**TASK OBJECTIVE:**
Quote each record exactly, please, leaving none out.

(Stored data entries)
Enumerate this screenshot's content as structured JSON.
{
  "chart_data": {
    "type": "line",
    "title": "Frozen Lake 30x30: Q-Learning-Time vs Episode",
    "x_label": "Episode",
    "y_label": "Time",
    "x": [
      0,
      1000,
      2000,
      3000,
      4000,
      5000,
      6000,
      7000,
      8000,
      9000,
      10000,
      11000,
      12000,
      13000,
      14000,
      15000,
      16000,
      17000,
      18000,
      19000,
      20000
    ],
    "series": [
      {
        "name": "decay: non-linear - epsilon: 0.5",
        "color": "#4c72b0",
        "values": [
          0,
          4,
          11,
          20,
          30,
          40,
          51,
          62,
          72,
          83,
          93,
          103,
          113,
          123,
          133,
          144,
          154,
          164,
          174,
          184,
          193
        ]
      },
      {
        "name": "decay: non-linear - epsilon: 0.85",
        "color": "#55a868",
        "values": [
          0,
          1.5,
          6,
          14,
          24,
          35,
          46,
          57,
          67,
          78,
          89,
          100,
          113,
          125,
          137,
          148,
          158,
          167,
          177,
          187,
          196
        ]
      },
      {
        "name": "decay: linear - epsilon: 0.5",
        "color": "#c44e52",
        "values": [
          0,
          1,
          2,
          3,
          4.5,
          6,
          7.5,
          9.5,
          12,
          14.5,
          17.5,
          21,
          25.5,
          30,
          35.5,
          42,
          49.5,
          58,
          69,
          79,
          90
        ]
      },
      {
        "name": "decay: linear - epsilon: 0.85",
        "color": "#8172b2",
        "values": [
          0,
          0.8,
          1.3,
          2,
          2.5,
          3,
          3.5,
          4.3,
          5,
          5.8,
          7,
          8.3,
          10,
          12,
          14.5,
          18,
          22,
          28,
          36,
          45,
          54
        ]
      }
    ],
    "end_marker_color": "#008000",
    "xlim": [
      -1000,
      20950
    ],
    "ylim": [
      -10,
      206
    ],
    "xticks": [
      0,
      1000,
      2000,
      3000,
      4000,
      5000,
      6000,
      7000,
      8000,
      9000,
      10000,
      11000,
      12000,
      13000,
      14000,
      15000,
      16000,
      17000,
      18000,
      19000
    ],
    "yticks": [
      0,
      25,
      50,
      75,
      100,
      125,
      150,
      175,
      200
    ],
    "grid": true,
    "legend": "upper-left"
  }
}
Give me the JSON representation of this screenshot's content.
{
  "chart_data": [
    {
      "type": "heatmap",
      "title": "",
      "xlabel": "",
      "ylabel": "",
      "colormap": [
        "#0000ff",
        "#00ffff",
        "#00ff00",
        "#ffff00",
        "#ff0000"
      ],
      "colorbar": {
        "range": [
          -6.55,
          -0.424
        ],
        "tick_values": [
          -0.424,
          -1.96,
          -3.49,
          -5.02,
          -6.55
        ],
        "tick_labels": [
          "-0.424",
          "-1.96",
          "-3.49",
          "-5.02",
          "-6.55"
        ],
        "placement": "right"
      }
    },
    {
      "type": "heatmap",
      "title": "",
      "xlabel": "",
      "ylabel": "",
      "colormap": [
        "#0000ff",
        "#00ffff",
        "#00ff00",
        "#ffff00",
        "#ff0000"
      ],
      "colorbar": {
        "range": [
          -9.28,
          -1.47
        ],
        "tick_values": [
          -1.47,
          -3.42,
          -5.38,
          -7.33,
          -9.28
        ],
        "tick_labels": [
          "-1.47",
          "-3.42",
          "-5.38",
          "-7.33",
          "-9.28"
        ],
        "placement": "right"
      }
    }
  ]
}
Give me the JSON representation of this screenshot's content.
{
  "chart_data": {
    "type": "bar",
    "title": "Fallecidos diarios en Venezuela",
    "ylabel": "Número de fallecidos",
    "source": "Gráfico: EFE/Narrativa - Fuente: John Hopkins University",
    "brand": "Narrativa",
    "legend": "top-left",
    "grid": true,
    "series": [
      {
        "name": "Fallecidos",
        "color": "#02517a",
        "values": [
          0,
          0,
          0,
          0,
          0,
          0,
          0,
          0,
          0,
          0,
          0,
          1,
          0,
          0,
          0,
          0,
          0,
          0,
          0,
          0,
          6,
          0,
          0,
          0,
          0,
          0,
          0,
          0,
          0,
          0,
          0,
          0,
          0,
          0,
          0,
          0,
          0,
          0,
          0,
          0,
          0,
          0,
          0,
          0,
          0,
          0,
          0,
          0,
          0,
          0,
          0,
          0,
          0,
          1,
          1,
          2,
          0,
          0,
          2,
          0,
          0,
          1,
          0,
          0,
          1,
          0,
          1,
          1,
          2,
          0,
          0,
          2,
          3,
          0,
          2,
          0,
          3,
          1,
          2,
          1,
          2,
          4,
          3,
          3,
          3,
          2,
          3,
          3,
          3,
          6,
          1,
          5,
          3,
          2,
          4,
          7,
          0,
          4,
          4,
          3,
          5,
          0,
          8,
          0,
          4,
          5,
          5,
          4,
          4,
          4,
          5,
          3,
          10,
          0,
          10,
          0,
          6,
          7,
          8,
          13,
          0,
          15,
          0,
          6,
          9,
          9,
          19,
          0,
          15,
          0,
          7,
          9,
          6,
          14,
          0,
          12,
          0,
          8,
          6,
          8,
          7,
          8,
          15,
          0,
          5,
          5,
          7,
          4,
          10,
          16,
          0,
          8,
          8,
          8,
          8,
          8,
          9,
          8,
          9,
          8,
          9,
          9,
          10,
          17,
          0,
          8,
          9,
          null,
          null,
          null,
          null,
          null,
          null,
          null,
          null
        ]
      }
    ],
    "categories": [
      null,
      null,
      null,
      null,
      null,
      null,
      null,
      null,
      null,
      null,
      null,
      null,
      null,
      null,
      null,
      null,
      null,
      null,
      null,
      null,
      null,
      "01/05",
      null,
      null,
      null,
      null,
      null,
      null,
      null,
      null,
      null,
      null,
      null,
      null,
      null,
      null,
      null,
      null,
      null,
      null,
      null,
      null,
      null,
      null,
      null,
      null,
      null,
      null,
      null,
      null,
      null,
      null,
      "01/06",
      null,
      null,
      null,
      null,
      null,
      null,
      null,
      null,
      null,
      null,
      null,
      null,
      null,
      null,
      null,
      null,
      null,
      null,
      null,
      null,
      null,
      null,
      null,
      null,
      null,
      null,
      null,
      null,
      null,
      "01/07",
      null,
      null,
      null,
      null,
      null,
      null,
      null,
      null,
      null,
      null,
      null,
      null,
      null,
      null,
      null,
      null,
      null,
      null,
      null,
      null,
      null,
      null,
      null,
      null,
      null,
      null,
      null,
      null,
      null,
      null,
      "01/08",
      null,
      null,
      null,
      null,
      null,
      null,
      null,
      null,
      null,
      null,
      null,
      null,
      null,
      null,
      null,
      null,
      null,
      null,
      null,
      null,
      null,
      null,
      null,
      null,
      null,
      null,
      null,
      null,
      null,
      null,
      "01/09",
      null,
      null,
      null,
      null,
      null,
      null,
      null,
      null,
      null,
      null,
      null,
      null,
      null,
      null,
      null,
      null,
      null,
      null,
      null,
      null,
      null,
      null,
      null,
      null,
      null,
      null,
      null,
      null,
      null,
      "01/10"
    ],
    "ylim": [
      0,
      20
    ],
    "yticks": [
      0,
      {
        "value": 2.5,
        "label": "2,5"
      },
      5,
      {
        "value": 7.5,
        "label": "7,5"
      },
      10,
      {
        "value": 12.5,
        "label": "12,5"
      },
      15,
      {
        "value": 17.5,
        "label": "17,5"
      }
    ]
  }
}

**ANSWER TO THIS EXERCISE:**
Enumerate this screenshot's content as structured JSON.
{
  "chart_data": {
    "type": "line",
    "title": "Frozen Lake 30x30: Q-Learning-Time vs Episode",
    "x_label": "Episode",
    "y_label": "Time",
    "x": [
      0,
      1000,
      2000,
      3000,
      4000,
      5000,
      6000,
      7000,
      8000,
      9000,
      10000,
      11000,
      12000,
      13000,
      14000,
      15000,
      16000,
      17000,
      18000,
      19000,
      20000
    ],
    "series": [
      {
        "name": "decay: non-linear - epsilon: 0.5",
        "color": "#4c72b0",
        "values": [
          0,
          4,
          11,
          20,
          30,
          40,
          51,
          62,
          72,
          83,
          93,
          103,
          113,
          123,
          133,
          144,
          154,
          164,
          174,
          184,
          193
        ]
      },
      {
        "name": "decay: non-linear - epsilon: 0.85",
        "color": "#55a868",
        "values": [
          0,
          1.5,
          6,
          14,
          24,
          35,
          46,
          57,
          67,
          78,
          89,
          100,
          113,
          125,
          137,
          148,
          158,
          167,
          177,
          187,
          196
        ]
      },
      {
        "name": "decay: linear - epsilon: 0.5",
        "color": "#c44e52",
        "values": [
          0,
          1,
          2,
          3,
          4.5,
          6,
          7.5,
          9.5,
          12,
          14.5,
          17.5,
          21,
          25.5,
          30,
          35.5,
          42,
          49.5,
          58,
          69,
          79,
          90
        ]
      },
      {
        "name": "decay: linear - epsilon: 0.85",
        "color": "#8172b2",
        "values": [
          0,
          0.8,
          1.3,
          2,
          2.5,
          3,
          3.5,
          4.3,
          5,
          5.8,
          7,
          8.3,
          10,
          12,
          14.5,
          18,
          22,
          28,
          36,
          45,
          54
        ]
      }
    ],
    "end_marker_color": "#008000",
    "xlim": [
      -1000,
      20950
    ],
    "ylim": [
      -10,
      206
    ],
    "xticks": [
      0,
      1000,
      2000,
      3000,
      4000,
      5000,
      6000,
      7000,
      8000,
      9000,
      10000,
      11000,
      12000,
      13000,
      14000,
      15000,
      16000,
      17000,
      18000,
      19000
    ],
    "yticks": [
      0,
      25,
      50,
      75,
      100,
      125,
      150,
      175,
      200
    ],
    "grid": true,
    "legend": "upper-left"
  }
}
Give me the JSON representation of this screenshot's content.
{
  "chart_data": [
    {
      "type": "heatmap",
      "title": "",
      "xlabel": "",
      "ylabel": "",
      "colormap": [
        "#0000ff",
        "#00ffff",
        "#00ff00",
        "#ffff00",
        "#ff0000"
      ],
      "colorbar": {
        "range": [
          -6.55,
          -0.424
        ],
        "tick_values": [
          -0.424,
          -1.96,
          -3.49,
          -5.02,
          -6.55
        ],
        "tick_labels": [
          "-0.424",
          "-1.96",
          "-3.49",
          "-5.02",
          "-6.55"
        ],
        "placement": "right"
      }
    },
    {
      "type": "heatmap",
      "title": "",
      "xlabel": "",
      "ylabel": "",
      "colormap": [
        "#0000ff",
        "#00ffff",
        "#00ff00",
        "#ffff00",
        "#ff0000"
      ],
      "colorbar": {
        "range": [
          -9.28,
          -1.47
        ],
        "tick_values": [
          -1.47,
          -3.42,
          -5.38,
          -7.33,
          -9.28
        ],
        "tick_labels": [
          "-1.47",
          "-3.42",
          "-5.38",
          "-7.33",
          "-9.28"
        ],
        "placement": "right"
      }
    }
  ]
}
Give me the JSON representation of this screenshot's content.
{
  "chart_data": {
    "type": "bar",
    "title": "Fallecidos diarios en Venezuela",
    "ylabel": "Número de fallecidos",
    "source": "Gráfico: EFE/Narrativa - Fuente: John Hopkins University",
    "brand": "Narrativa",
    "legend": "top-left",
    "grid": true,
    "series": [
      {
        "name": "Fallecidos",
        "color": "#02517a",
        "values": [
          0,
          0,
          0,
          0,
          0,
          0,
          0,
          0,
          0,
          0,
          0,
          1,
          0,
          0,
          0,
          0,
          0,
          0,
          0,
          0,
          6,
          0,
          0,
          0,
          0,
          0,
          0,
          0,
          0,
          0,
          0,
          0,
          0,
          0,
          0,
          0,
          0,
          0,
          0,
          0,
          0,
          0,
          0,
          0,
          0,
          0,
          0,
          0,
          0,
          0,
          0,
          0,
          0,
          1,
          1,
          2,
          0,
          0,
          2,
          0,
          0,
          1,
          0,
          0,
          1,
          0,
          1,
          1,
          2,
          0,
          0,
          2,
          3,
          0,
          2,
          0,
          3,
          1,
          2,
          1,
          2,
          4,
          3,
          3,
          3,
          2,
          3,
          3,
          3,
          6,
          1,
          5,
          3,
          2,
          4,
          7,
          0,
          4,
          4,
          3,
          5,
          0,
          8,
          0,
          4,
          5,
          5,
          4,
          4,
          4,
          5,
          3,
          10,
          0,
          10,
          0,
          6,
          7,
          8,
          13,
          0,
          15,
          0,
          6,
          9,
          9,
          19,
          0,
          15,
          0,
          7,
          9,
          6,
          14,
          0,
          12,
          0,
          8,
          6,
          8,
          7,
          8,
          15,
          0,
          5,
          5,
          7,
          4,
          10,
          16,
          0,
          8,
          8,
          8,
          8,
          8,
          9,
          8,
          9,
          8,
          9,
          9,
          10,
          17,
          0,
          8,
          9,
          null,
          null,
          null,
          null,
          null,
          null,
          null,
          null
        ]
      }
    ],
    "categories": [
      null,
      null,
      null,
      null,
      null,
      null,
      null,
      null,
      null,
      null,
      null,
      null,
      null,
      null,
      null,
      null,
      null,
      null,
      null,
      null,
      null,
      "01/05",
      null,
      null,
      null,
      null,
      null,
      null,
      null,
      null,
      null,
      null,
      null,
      null,
      null,
      null,
      null,
      null,
      null,
      null,
      null,
      null,
      null,
      null,
      null,
      null,
      null,
      null,
      null,
      null,
      null,
      null,
      "01/06",
      null,
      null,
      null,
      null,
      null,
      null,
      null,
      null,
      null,
      null,
      null,
      null,
      null,
      null,
      null,
      null,
      null,
      null,
      null,
      null,
      null,
      null,
      null,
      null,
      null,
      null,
      null,
      null,
      null,
      "01/07",
      null,
      null,
      null,
      null,
      null,
      null,
      null,
      null,
      null,
      null,
      null,
      null,
      null,
      null,
      null,
      null,
      null,
      null,
      null,
      null,
      null,
      null,
      null,
      null,
      null,
      null,
      null,
      null,
      null,
      null,
      "01/08",
      null,
      null,
      null,
      null,
      null,
      null,
      null,
      null,
      null,
      null,
      null,
      null,
      null,
      null,
      null,
      null,
      null,
      null,
      null,
      null,
      null,
      null,
      null,
      null,
      null,
      null,
      null,
      null,
      null,
      null,
      "01/09",
      null,
      null,
      null,
      null,
      null,
      null,
      null,
      null,
      null,
      null,
      null,
      null,
      null,
      null,
      null,
      null,
      null,
      null,
      null,
      null,
      null,
      null,
      null,
      null,
      null,
      null,
      null,
      null,
      null,
      "01/10"
    ],
    "ylim": [
      0,
      20
    ],
    "yticks": [
      0,
      {
        "value": 2.5,
        "label": "2,5"
      },
      5,
      {
        "value": 7.5,
        "label": "7,5"
      },
      10,
      {
        "value": 12.5,
        "label": "12,5"
      },
      15,
      {
        "value": 17.5,
        "label": "17,5"
      }
    ]
  }
}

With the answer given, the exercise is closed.